— Start of Data supplied —

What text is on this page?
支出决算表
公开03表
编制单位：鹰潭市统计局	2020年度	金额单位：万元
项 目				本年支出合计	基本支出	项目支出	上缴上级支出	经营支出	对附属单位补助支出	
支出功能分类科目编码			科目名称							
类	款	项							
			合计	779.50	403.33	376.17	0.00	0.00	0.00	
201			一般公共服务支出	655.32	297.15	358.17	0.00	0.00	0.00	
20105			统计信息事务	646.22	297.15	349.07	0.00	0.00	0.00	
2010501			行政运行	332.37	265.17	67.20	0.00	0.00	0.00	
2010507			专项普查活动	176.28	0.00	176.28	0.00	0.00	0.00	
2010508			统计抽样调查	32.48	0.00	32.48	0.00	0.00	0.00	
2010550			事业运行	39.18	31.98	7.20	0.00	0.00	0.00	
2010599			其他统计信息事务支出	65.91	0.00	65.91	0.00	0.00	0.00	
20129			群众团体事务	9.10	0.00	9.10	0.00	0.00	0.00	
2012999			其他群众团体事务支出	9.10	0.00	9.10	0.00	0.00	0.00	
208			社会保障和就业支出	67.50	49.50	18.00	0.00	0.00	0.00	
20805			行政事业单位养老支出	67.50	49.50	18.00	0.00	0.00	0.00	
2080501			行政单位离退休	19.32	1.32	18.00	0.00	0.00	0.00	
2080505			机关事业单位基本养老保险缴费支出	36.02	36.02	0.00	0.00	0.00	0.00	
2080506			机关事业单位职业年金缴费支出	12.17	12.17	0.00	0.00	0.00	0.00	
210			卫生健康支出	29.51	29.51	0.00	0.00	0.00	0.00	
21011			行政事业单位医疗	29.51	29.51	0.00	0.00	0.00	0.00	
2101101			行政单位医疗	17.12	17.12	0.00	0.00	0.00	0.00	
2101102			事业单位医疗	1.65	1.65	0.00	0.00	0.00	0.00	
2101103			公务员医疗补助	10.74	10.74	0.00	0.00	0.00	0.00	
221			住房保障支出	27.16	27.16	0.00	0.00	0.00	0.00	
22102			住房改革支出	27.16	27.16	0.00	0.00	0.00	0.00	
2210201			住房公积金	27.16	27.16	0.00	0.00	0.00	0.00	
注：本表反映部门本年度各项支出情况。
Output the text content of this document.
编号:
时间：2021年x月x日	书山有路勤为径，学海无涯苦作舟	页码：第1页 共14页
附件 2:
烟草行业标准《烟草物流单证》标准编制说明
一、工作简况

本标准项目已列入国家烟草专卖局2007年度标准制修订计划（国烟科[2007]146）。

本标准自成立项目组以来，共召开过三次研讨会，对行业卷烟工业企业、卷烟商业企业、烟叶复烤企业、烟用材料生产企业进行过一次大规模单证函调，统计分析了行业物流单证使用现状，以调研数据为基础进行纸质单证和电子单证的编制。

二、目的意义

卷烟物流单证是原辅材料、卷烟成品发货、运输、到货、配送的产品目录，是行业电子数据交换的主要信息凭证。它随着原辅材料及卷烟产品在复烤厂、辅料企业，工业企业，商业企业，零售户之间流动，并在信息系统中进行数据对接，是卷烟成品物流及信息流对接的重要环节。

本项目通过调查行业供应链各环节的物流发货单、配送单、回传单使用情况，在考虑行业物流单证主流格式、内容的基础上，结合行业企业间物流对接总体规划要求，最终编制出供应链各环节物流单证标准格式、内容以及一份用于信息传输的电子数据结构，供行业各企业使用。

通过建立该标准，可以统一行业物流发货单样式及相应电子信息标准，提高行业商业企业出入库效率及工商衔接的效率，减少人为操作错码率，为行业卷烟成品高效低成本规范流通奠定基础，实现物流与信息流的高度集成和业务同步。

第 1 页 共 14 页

— End of Data supplied —

Work to do: Reproduce all of the records exactly.

Result of this exercise:
What text is on this page?
支出决算表
公开03表
编制单位：鹰潭市统计局	2020年度	金额单位：万元
项 目				本年支出合计	基本支出	项目支出	上缴上级支出	经营支出	对附属单位补助支出	
支出功能分类科目编码			科目名称							
类	款	项							
			合计	779.50	403.33	376.17	0.00	0.00	0.00	
201			一般公共服务支出	655.32	297.15	358.17	0.00	0.00	0.00	
20105			统计信息事务	646.22	297.15	349.07	0.00	0.00	0.00	
2010501			行政运行	332.37	265.17	67.20	0.00	0.00	0.00	
2010507			专项普查活动	176.28	0.00	176.28	0.00	0.00	0.00	
2010508			统计抽样调查	32.48	0.00	32.48	0.00	0.00	0.00	
2010550			事业运行	39.18	31.98	7.20	0.00	0.00	0.00	
2010599			其他统计信息事务支出	65.91	0.00	65.91	0.00	0.00	0.00	
20129			群众团体事务	9.10	0.00	9.10	0.00	0.00	0.00	
2012999			其他群众团体事务支出	9.10	0.00	9.10	0.00	0.00	0.00	
208			社会保障和就业支出	67.50	49.50	18.00	0.00	0.00	0.00	
20805			行政事业单位养老支出	67.50	49.50	18.00	0.00	0.00	0.00	
2080501			行政单位离退休	19.32	1.32	18.00	0.00	0.00	0.00	
2080505			机关事业单位基本养老保险缴费支出	36.02	36.02	0.00	0.00	0.00	0.00	
2080506			机关事业单位职业年金缴费支出	12.17	12.17	0.00	0.00	0.00	0.00	
210			卫生健康支出	29.51	29.51	0.00	0.00	0.00	0.00	
21011			行政事业单位医疗	29.51	29.51	0.00	0.00	0.00	0.00	
2101101			行政单位医疗	17.12	17.12	0.00	0.00	0.00	0.00	
2101102			事业单位医疗	1.65	1.65	0.00	0.00	0.00	0.00	
2101103			公务员医疗补助	10.74	10.74	0.00	0.00	0.00	0.00	
221			住房保障支出	27.16	27.16	0.00	0.00	0.00	0.00	
22102			住房改革支出	27.16	27.16	0.00	0.00	0.00	0.00	
2210201			住房公积金	27.16	27.16	0.00	0.00	0.00	0.00	
注：本表反映部门本年度各项支出情况。
Output the text content of this document.
编号:
时间：2021年x月x日	书山有路勤为径，学海无涯苦作舟	页码：第1页 共14页
附件 2:
烟草行业标准《烟草物流单证》标准编制说明
一、工作简况

本标准项目已列入国家烟草专卖局2007年度标准制修订计划（国烟科[2007]146）。

本标准自成立项目组以来，共召开过三次研讨会，对行业卷烟工业企业、卷烟商业企业、烟叶复烤企业、烟用材料生产企业进行过一次大规模单证函调，统计分析了行业物流单证使用现状，以调研数据为基础进行纸质单证和电子单证的编制。

二、目的意义

卷烟物流单证是原辅材料、卷烟成品发货、运输、到货、配送的产品目录，是行业电子数据交换的主要信息凭证。它随着原辅材料及卷烟产品在复烤厂、辅料企业，工业企业，商业企业，零售户之间流动，并在信息系统中进行数据对接，是卷烟成品物流及信息流对接的重要环节。

本项目通过调查行业供应链各环节的物流发货单、配送单、回传单使用情况，在考虑行业物流单证主流格式、内容的基础上，结合行业企业间物流对接总体规划要求，最终编制出供应链各环节物流单证标准格式、内容以及一份用于信息传输的电子数据结构，供行业各企业使用。

通过建立该标准，可以统一行业物流发货单样式及相应电子信息标准，提高行业商业企业出入库效率及工商衔接的效率，减少人为操作错码率，为行业卷烟成品高效低成本规范流通奠定基础，实现物流与信息流的高度集成和业务同步。

第 1 页 共 14 页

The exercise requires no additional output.